> EXTRACTED TEXT:
***

Recent Investigations in Rock Art Dating in Several Cuban Caves
This is an abstract from the "Technique and Interpretation in the Archaeology of Rock Art" session, at the 84th annual meeting of the Society for American Archaeology.
Cuba has many karst caves with pictographs, but there has been uncertainty about who created the rock art. The prehistoric population, historic indigenous groups pushed to the margins by the Spanish, and maroons or escaped African slaves are all possibilities. Cuban archaeologists have debated for decades which groups were associated with which rock art styles. The complexities of Cuba’s history made dating rock paintings attractive as a method for determining origins. Recently, the first AMS radiocarbon dates for Cuban rock paintings were produced from one cave in Matanzas Province and three from the Las Charcas caves in Mayabeque Province. Samples from the Matanzas cave and one of the Las Charcas caves were consistent with carbon black and yielded reliable prehistoric dates. However, two other Las Charcas caves, located in close proximity, had dates much older than expected (on average 14,000 BP) and undoubtedly did not reflect true age. Compositional analysis indicated that resins from Pinus species as well as significant hydrocarbons were present. Further analysis of the hydrocarbons indicated these were probably gilsonite, a solid bitumen material present in the region—the first instance of the use of bitumen as a paint matrix for rock art that we have found.

***

> WRITTEN REQUEST 1: Present the stretch of rows from the first line through the line containing "minimize-icon[interactable]: ─ (1524, 6, 1556, 38)" as a numbered list, leaving out any blank lines.

> SUPPLIED RECORDS:
***

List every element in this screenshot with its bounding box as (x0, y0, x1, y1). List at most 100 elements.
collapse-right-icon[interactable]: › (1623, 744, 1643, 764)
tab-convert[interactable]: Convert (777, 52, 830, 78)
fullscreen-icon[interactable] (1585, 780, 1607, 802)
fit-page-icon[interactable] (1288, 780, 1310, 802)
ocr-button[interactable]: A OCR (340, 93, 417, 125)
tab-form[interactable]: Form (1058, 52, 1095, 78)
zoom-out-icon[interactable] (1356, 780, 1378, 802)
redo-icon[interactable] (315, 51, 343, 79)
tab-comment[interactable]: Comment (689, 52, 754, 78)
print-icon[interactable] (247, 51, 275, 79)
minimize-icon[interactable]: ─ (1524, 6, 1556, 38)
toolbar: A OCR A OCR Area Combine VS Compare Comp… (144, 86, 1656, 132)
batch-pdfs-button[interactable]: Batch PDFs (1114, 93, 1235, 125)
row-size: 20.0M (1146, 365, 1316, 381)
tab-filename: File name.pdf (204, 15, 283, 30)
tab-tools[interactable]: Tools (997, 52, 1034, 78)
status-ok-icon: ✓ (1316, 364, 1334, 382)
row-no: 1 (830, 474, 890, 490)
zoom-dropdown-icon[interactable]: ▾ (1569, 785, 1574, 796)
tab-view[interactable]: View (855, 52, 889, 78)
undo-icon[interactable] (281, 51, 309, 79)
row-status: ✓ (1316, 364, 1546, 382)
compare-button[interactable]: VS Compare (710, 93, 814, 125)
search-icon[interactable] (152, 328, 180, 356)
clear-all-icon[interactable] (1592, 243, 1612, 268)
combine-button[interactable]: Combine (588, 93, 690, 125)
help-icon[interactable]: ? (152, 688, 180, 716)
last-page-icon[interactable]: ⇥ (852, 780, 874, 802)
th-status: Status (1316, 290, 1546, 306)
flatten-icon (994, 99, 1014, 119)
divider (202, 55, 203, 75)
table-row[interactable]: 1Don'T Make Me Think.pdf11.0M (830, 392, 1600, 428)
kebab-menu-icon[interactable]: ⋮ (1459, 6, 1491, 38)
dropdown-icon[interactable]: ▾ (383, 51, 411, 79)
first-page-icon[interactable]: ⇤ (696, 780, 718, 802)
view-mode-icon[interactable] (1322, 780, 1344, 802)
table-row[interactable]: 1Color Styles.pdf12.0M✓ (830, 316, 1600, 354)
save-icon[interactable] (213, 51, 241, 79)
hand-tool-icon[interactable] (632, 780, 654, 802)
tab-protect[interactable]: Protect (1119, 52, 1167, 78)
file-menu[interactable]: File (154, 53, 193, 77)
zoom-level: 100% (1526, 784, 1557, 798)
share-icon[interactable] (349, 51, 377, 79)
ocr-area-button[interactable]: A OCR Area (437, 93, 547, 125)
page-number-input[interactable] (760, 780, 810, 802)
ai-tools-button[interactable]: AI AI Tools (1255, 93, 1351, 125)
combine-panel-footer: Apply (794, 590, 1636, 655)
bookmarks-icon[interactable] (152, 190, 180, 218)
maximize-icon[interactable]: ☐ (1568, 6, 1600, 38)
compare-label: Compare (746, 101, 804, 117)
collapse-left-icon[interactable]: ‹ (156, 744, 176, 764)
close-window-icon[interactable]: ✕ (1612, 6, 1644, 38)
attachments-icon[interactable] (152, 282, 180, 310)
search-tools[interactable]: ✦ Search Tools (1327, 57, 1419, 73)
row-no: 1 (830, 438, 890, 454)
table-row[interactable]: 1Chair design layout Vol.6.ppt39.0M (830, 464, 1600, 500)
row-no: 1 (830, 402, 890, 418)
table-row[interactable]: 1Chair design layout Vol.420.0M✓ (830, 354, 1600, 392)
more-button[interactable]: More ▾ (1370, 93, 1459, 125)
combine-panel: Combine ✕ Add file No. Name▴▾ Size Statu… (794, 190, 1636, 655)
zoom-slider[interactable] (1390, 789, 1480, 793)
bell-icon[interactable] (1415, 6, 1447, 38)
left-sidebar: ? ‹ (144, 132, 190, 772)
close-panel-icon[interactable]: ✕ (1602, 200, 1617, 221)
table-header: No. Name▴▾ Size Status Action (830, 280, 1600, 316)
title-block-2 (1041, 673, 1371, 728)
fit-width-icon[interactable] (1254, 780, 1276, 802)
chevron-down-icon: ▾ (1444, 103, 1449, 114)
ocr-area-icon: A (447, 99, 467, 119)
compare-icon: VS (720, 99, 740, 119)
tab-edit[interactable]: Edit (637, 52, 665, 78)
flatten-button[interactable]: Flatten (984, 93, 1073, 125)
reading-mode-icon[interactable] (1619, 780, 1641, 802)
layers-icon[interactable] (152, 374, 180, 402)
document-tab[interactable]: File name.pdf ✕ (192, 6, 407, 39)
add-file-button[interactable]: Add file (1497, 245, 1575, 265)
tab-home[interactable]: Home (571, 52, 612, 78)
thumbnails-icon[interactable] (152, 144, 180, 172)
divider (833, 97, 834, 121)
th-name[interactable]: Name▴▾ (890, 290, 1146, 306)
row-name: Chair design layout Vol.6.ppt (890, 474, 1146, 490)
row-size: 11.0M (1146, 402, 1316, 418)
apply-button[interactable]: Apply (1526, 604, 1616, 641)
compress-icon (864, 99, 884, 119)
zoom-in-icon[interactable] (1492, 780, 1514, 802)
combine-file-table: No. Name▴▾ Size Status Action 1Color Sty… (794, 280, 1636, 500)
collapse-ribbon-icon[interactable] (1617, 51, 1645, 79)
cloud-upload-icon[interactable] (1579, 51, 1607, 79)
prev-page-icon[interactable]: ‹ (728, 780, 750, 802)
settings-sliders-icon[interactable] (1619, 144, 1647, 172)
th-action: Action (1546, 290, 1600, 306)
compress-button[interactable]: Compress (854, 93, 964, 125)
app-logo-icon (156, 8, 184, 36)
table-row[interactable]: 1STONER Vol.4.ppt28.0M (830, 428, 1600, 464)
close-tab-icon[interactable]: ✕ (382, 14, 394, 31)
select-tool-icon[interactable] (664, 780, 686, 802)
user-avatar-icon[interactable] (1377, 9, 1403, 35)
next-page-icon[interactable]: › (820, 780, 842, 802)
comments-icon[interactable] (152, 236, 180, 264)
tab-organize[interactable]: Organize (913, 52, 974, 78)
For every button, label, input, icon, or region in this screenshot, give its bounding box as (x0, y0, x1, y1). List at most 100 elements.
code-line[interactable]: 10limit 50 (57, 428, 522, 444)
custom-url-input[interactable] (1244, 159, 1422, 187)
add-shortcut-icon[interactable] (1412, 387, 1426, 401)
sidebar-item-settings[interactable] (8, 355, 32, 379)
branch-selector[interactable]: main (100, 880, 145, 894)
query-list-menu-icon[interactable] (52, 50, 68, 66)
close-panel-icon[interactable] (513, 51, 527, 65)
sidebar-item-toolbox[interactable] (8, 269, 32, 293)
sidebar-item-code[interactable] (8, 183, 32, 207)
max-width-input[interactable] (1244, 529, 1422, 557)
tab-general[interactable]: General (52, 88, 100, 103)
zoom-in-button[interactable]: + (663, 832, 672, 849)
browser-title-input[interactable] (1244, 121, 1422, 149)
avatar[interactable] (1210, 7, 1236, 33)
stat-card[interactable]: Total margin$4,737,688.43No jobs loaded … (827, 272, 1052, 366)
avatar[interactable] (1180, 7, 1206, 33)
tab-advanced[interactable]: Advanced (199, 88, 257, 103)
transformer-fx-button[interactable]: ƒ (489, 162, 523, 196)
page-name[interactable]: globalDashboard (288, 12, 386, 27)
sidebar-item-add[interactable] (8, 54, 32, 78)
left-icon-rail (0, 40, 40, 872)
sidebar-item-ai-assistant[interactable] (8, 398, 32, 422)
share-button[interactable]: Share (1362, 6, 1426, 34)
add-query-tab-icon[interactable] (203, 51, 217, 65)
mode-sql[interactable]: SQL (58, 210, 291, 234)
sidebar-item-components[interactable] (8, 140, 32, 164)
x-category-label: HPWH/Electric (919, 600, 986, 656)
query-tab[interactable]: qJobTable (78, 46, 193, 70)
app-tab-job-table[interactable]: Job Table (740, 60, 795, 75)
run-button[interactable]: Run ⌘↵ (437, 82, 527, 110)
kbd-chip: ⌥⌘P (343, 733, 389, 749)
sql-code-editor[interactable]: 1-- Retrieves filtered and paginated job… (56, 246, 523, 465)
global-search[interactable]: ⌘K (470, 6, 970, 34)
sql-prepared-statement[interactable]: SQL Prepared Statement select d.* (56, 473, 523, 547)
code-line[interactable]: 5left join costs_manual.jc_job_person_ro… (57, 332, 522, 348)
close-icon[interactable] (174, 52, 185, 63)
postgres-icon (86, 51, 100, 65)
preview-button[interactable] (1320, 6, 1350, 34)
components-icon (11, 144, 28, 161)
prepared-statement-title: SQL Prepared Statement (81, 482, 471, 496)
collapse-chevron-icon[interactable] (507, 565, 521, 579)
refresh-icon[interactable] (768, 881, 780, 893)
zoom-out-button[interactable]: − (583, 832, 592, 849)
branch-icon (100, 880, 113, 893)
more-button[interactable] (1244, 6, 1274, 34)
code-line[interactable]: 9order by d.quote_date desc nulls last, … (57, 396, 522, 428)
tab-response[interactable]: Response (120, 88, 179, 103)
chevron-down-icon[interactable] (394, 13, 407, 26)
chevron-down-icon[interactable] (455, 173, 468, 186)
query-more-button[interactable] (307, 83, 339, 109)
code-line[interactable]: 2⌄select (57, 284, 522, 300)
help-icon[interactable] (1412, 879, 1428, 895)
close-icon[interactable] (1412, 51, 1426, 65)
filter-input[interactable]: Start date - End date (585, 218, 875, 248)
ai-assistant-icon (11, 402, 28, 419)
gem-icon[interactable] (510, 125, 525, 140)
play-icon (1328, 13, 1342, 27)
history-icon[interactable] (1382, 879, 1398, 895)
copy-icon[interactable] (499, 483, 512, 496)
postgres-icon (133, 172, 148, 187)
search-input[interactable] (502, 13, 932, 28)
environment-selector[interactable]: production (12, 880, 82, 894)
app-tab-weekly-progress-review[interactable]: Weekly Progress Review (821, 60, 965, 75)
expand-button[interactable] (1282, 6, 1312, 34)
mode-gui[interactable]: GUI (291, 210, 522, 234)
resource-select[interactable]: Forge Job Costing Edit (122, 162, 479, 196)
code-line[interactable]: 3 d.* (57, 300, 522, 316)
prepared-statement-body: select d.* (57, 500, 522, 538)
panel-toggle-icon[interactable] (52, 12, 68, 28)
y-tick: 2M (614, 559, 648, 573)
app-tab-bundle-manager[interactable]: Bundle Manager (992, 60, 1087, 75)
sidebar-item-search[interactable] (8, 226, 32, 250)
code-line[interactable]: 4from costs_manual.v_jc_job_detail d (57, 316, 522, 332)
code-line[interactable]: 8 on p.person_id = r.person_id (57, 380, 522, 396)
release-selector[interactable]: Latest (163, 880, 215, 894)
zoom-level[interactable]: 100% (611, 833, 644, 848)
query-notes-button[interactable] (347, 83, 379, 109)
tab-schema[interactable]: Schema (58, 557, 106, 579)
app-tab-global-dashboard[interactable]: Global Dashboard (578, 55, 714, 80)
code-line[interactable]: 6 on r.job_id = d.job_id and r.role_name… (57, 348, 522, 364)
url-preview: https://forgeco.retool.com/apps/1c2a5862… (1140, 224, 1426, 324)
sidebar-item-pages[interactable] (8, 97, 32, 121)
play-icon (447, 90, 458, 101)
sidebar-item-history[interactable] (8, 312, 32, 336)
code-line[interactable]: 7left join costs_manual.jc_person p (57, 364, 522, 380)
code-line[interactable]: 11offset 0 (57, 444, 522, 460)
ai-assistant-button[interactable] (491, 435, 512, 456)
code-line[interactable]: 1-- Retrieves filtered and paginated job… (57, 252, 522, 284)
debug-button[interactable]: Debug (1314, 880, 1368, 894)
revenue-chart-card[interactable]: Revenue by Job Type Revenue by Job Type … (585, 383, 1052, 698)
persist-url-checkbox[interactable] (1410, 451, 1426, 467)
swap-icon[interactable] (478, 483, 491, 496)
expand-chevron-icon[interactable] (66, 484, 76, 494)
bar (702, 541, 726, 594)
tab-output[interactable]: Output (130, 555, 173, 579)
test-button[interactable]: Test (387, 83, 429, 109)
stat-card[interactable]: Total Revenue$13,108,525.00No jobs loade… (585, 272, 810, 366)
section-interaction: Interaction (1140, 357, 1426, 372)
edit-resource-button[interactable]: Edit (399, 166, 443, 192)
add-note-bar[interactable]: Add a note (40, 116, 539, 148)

***

> WRITTEN REQUEST 2: Edit the stretch of the abstract on Cuban rock art dating from "Recent Investigations in" through "for American Archaeology." so that "annual meeting" is replaced with "yearly meeting".

> FINISHED ANSWER 1:
1. List every element in this screenshot with its bounding box as (x0, y0, x1, y1). List at most 100 elements.
2. collapse-right-icon[interactable]: › (1623, 744, 1643, 764)
3. tab-convert[interactable]: Convert (777, 52, 830, 78)
4. fullscreen-icon[interactable] (1585, 780, 1607, 802)
5. fit-page-icon[interactable] (1288, 780, 1310, 802)
6. ocr-button[interactable]: A OCR (340, 93, 417, 125)
7. tab-form[interactable]: Form (1058, 52, 1095, 78)
8. zoom-out-icon[interactable] (1356, 780, 1378, 802)
9. redo-icon[interactable] (315, 51, 343, 79)
10. tab-comment[interactable]: Comment (689, 52, 754, 78)
11. print-icon[interactable] (247, 51, 275, 79)
12. minimize-icon[interactable]: ─ (1524, 6, 1556, 38)

> FINISHED ANSWER 2:
Recent Investigations in Rock Art Dating in Several Cuban Caves
This is an abstract from the "Technique and Interpretation in the Archaeology of Rock Art" session, at the 84th yearly meeting of the Society for American Archaeology.